START Material supplied
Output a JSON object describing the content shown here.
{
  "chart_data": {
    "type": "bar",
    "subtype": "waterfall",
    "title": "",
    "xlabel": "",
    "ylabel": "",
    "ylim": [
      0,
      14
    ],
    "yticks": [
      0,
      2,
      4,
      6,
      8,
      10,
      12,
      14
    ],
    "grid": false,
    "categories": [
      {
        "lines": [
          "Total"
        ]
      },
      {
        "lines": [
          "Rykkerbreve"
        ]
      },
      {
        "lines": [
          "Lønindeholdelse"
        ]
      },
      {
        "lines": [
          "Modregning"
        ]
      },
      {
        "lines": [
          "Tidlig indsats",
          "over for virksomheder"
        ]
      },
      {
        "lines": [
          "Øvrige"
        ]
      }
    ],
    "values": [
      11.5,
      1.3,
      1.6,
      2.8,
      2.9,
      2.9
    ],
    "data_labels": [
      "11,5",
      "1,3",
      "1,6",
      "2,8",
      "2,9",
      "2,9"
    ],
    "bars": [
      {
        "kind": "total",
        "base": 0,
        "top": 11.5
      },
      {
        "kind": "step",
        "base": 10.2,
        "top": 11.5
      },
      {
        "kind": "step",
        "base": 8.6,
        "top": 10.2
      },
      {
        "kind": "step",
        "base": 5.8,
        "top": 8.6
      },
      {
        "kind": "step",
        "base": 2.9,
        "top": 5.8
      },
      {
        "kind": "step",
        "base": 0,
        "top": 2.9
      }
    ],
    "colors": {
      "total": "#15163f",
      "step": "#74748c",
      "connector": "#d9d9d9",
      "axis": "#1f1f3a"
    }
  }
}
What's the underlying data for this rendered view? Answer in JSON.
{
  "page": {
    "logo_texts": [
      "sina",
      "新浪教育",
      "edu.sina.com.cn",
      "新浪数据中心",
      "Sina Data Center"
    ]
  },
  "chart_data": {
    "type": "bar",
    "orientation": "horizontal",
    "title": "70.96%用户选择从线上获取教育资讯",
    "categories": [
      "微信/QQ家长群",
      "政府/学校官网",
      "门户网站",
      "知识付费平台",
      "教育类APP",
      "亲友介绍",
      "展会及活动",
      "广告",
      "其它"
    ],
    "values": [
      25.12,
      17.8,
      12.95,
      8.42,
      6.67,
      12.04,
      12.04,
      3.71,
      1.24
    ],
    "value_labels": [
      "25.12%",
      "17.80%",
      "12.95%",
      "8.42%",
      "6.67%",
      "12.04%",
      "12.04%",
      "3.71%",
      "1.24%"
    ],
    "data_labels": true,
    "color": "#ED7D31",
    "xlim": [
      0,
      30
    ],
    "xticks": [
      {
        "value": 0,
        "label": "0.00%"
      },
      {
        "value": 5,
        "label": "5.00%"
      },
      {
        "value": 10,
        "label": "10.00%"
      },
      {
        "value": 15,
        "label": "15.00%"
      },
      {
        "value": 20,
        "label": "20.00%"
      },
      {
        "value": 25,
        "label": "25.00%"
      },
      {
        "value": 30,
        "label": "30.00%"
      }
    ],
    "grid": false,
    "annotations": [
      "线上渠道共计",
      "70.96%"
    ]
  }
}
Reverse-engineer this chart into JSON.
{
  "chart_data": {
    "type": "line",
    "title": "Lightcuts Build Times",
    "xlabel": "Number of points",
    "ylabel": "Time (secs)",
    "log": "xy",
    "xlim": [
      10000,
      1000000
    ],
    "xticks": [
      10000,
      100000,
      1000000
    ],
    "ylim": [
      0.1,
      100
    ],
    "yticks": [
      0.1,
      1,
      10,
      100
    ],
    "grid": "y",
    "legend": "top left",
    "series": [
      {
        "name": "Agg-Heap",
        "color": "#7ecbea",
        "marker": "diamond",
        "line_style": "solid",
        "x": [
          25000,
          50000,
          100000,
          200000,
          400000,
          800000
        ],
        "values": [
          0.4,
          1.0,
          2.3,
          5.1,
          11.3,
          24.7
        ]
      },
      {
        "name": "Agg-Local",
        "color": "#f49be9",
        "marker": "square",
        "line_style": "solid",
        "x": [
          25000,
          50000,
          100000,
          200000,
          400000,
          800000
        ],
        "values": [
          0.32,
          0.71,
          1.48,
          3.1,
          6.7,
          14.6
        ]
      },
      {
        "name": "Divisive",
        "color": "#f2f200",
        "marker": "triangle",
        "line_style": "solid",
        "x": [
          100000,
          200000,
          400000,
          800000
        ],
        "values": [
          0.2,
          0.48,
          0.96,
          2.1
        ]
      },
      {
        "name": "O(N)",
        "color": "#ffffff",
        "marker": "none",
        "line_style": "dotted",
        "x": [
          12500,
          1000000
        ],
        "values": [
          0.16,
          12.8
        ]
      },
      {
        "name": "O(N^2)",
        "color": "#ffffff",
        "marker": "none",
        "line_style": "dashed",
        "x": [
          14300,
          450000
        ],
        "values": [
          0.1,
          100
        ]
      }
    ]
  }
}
END Material supplied
= What the task asks =
Without leaving anything out, give the entries again exactly.

= The completed task =
Output a JSON object describing the content shown here.
{
  "chart_data": {
    "type": "bar",
    "subtype": "waterfall",
    "title": "",
    "xlabel": "",
    "ylabel": "",
    "ylim": [
      0,
      14
    ],
    "yticks": [
      0,
      2,
      4,
      6,
      8,
      10,
      12,
      14
    ],
    "grid": false,
    "categories": [
      {
        "lines": [
          "Total"
        ]
      },
      {
        "lines": [
          "Rykkerbreve"
        ]
      },
      {
        "lines": [
          "Lønindeholdelse"
        ]
      },
      {
        "lines": [
          "Modregning"
        ]
      },
      {
        "lines": [
          "Tidlig indsats",
          "over for virksomheder"
        ]
      },
      {
        "lines": [
          "Øvrige"
        ]
      }
    ],
    "values": [
      11.5,
      1.3,
      1.6,
      2.8,
      2.9,
      2.9
    ],
    "data_labels": [
      "11,5",
      "1,3",
      "1,6",
      "2,8",
      "2,9",
      "2,9"
    ],
    "bars": [
      {
        "kind": "total",
        "base": 0,
        "top": 11.5
      },
      {
        "kind": "step",
        "base": 10.2,
        "top": 11.5
      },
      {
        "kind": "step",
        "base": 8.6,
        "top": 10.2
      },
      {
        "kind": "step",
        "base": 5.8,
        "top": 8.6
      },
      {
        "kind": "step",
        "base": 2.9,
        "top": 5.8
      },
      {
        "kind": "step",
        "base": 0,
        "top": 2.9
      }
    ],
    "colors": {
      "total": "#15163f",
      "step": "#74748c",
      "connector": "#d9d9d9",
      "axis": "#1f1f3a"
    }
  }
}
What's the underlying data for this rendered view? Answer in JSON.
{
  "page": {
    "logo_texts": [
      "sina",
      "新浪教育",
      "edu.sina.com.cn",
      "新浪数据中心",
      "Sina Data Center"
    ]
  },
  "chart_data": {
    "type": "bar",
    "orientation": "horizontal",
    "title": "70.96%用户选择从线上获取教育资讯",
    "categories": [
      "微信/QQ家长群",
      "政府/学校官网",
      "门户网站",
      "知识付费平台",
      "教育类APP",
      "亲友介绍",
      "展会及活动",
      "广告",
      "其它"
    ],
    "values": [
      25.12,
      17.8,
      12.95,
      8.42,
      6.67,
      12.04,
      12.04,
      3.71,
      1.24
    ],
    "value_labels": [
      "25.12%",
      "17.80%",
      "12.95%",
      "8.42%",
      "6.67%",
      "12.04%",
      "12.04%",
      "3.71%",
      "1.24%"
    ],
    "data_labels": true,
    "color": "#ED7D31",
    "xlim": [
      0,
      30
    ],
    "xticks": [
      {
        "value": 0,
        "label": "0.00%"
      },
      {
        "value": 5,
        "label": "5.00%"
      },
      {
        "value": 10,
        "label": "10.00%"
      },
      {
        "value": 15,
        "label": "15.00%"
      },
      {
        "value": 20,
        "label": "20.00%"
      },
      {
        "value": 25,
        "label": "25.00%"
      },
      {
        "value": 30,
        "label": "30.00%"
      }
    ],
    "grid": false,
    "annotations": [
      "线上渠道共计",
      "70.96%"
    ]
  }
}
Reverse-engineer this chart into JSON.
{
  "chart_data": {
    "type": "line",
    "title": "Lightcuts Build Times",
    "xlabel": "Number of points",
    "ylabel": "Time (secs)",
    "log": "xy",
    "xlim": [
      10000,
      1000000
    ],
    "xticks": [
      10000,
      100000,
      1000000
    ],
    "ylim": [
      0.1,
      100
    ],
    "yticks": [
      0.1,
      1,
      10,
      100
    ],
    "grid": "y",
    "legend": "top left",
    "series": [
      {
        "name": "Agg-Heap",
        "color": "#7ecbea",
        "marker": "diamond",
        "line_style": "solid",
        "x": [
          25000,
          50000,
          100000,
          200000,
          400000,
          800000
        ],
        "values": [
          0.4,
          1.0,
          2.3,
          5.1,
          11.3,
          24.7
        ]
      },
      {
        "name": "Agg-Local",
        "color": "#f49be9",
        "marker": "square",
        "line_style": "solid",
        "x": [
          25000,
          50000,
          100000,
          200000,
          400000,
          800000
        ],
        "values": [
          0.32,
          0.71,
          1.48,
          3.1,
          6.7,
          14.6
        ]
      },
      {
        "name": "Divisive",
        "color": "#f2f200",
        "marker": "triangle",
        "line_style": "solid",
        "x": [
          100000,
          200000,
          400000,
          800000
        ],
        "values": [
          0.2,
          0.48,
          0.96,
          2.1
        ]
      },
      {
        "name": "O(N)",
        "color": "#ffffff",
        "marker": "none",
        "line_style": "dotted",
        "x": [
          12500,
          1000000
        ],
        "values": [
          0.16,
          12.8
        ]
      },
      {
        "name": "O(N^2)",
        "color": "#ffffff",
        "marker": "none",
        "line_style": "dashed",
        "x": [
          14300,
          450000
        ],
        "values": [
          0.1,
          100
        ]
      }
    ]
  }
}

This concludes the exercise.